---- Data listing

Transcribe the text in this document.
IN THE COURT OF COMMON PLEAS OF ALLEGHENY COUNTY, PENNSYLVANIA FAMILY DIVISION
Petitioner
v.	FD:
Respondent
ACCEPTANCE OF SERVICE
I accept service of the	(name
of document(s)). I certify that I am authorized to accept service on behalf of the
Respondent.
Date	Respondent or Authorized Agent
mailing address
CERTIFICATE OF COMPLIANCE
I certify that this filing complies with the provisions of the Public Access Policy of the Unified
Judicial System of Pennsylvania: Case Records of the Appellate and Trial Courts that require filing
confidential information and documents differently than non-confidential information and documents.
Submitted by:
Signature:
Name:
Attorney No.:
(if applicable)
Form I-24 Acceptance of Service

--------

_To do:_ Among the lines of the material, find those that hold the word "certify" and copy them.

_Task solution:_
of document(s)). I certify that I am authorized to accept service on behalf of the
I certify that this filing complies with the provisions of the Public Access Policy of the Unified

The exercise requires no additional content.